* **Apply what you read**
A: What producer version does the printed model report in the ONNX transformer code listing?
B: Extend the ONNX transformer code listing, starting after its last line.

* **Text block**
══════════════════════════════

X, y = make_classification(200, n_classes=2, n_features=2, n_informative=2,
                           n_redundant=0, n_clusters_per_class=2, hypercube=False)

X_train, X_test, y_train, y_test = train_test_split(X, y)


@onnxsklearn_class("onnx_transform", op_version=14)  # opset=13, 14, ...
class DecorrelateTransformerOnnx(TransformerMixin, BaseEstimator):
    def __init__(self, alpha=0.):
        BaseEstimator.__init__(self)
        TransformerMixin.__init__(self)
        self.alpha = alpha

    def fit(self, X, y=None, sample_weights=None):
        self.pca_ = PCA(X.shape[1])  # pylint: disable=W0201
        self.pca_.fit(X)
        return self

    def onnx_transform(self, X):
        if X.dtype is None:
            raise AssertionError("X.dtype cannot be None.")
        mean = self.pca_.mean_.astype(X.dtype)
        cmp = self.pca_.components_.T.astype(X.dtype)
        return (X - mean) @ cmp


model = DecorrelateTransformerOnnx()
model.fit(X_train)
print(model.transform(X_test[:5]))

onx = to_onnx(model, X_test[:5], target_opset=14)  # opset=13, 14, ...
print()
print(onnx_simple_text_plot(onx))
print()
print(onx)

>>>

    [[-0.082  1.441]
     [ 0.036 -0.162]
     [-1.234 -0.016]
     [-0.041  1.191]
     [ 1.128 -1.118]]
    
    opset: domain='' version=14
    input: name='X' type=dtype('float64') shape=[None, 2]
    init: name='init' type=dtype('float64') shape=(2,) -- array([0.217, 0.066])
    init: name='init_1' type=dtype('float64') shape=(2, 2) -- array([ 0.698,  0.716,  0.716, -0.698])
    Sub(X, init) -> out_sub_0
      MatMul(out_sub_0, init_1) -> variable1
        Identity(variable1) -> variable
    output: name='variable' type=dtype('float64') shape=[None, None]
    
    ir_version: 7
    producer_name: "skl2onnx"
    producer_version: "1.13.1"
    domain: "ai.onnx"
    model_version: 0
    doc_string: ""
    graph {
      node {
        input: "X"
        input: "init"
        output: "out_sub_0"
        name: "_sub__sub"
        op_type: "Sub"
        domain: ""
      }
      node {
        input: "out_sub_0"
        input: "init_1"
        output: "variable1"
        name: "_sub__matmul"

══════════════════════════════

Page layout parsing data
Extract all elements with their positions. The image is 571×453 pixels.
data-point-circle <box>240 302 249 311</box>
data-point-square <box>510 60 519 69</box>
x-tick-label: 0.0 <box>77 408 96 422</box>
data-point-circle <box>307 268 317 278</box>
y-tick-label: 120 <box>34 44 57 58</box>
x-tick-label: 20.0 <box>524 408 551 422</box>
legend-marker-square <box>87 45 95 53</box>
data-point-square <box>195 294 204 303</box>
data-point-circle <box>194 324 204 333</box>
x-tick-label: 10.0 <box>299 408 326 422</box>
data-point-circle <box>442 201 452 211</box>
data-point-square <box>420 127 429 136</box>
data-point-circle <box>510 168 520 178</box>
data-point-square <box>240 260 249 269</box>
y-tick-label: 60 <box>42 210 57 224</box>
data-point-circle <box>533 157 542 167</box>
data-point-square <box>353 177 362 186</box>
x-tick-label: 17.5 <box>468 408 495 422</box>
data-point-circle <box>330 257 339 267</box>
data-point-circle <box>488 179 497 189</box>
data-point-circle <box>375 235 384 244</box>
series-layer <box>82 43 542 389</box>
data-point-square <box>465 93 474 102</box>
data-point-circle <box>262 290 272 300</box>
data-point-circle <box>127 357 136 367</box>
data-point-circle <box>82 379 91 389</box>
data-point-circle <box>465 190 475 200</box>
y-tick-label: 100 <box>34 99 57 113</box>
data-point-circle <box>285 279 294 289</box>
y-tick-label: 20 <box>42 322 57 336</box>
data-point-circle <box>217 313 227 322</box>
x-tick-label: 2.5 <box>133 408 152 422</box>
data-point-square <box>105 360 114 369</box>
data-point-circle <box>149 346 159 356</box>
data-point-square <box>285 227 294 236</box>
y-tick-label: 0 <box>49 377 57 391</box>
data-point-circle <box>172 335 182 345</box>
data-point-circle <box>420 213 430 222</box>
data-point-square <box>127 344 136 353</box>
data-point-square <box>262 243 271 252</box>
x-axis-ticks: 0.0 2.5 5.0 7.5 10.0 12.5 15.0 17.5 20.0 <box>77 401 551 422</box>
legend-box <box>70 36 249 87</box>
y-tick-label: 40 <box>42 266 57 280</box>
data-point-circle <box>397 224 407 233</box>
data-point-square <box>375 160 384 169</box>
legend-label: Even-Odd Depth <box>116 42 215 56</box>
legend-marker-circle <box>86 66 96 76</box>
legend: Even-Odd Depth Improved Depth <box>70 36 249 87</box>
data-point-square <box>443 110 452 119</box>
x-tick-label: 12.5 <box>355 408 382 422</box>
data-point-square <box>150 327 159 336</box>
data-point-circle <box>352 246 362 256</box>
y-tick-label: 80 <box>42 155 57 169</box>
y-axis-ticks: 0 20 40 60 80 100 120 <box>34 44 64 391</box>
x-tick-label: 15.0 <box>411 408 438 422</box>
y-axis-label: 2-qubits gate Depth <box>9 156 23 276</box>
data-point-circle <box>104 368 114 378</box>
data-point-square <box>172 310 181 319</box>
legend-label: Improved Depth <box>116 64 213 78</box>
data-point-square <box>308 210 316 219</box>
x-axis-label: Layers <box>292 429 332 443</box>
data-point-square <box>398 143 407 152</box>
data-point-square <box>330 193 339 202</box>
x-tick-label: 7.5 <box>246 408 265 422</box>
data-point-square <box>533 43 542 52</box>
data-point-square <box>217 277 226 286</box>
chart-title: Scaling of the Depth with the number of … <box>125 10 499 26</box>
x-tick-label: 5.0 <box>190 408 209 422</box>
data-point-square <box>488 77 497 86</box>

══════════════════════════════

* **Answers to this exercise**
A: 1.13.1

B:
        op_type: "MatMul"
        domain: ""
      }
      node {
        input: "variable1"
        output: "variable"
        name: "_sub_variable"
        op_type: "Identity"
        domain: ""
      }
      name: "mlprodict_ONNX(DecorrelateTransformerOnnx)"
      initializer {
        dims: 2
        data_type: 11
        name: "init"
        raw_data: "\275\337\213O)\326\313?R\350\311\222\367\351\260?"
      }
      initializer {
        dims: 2
        dims: 2
        data_type: 11
        name: "init_1"
        raw_data: "\025\\]\273fW\346?\362\341\205\027\354\350\346?\362\341\205\027\354\350\346?\025\\]\273fW\346\277"
      }
      input {
        name: "X"
        type {
          tensor_type {
            elem_type: 11
            shape {
              dim {
              }
              dim {
                dim_value: 2
              }
            }
          }
        }
      }
      output {
        name: "variable"
        type {
          tensor_type {
            elem_type: 11
            shape {
              dim {
              }
              dim {
              }
            }
          }
        }
      }
    }
    opset_import {
      domain: ""
      version: 14
    }

The tutorial Numpy to ONNX: Create ONNX graphs with an API similar to numpy extends this example to regressors or classifiers. It also mentions a couple of frequent errors that may appear along the way.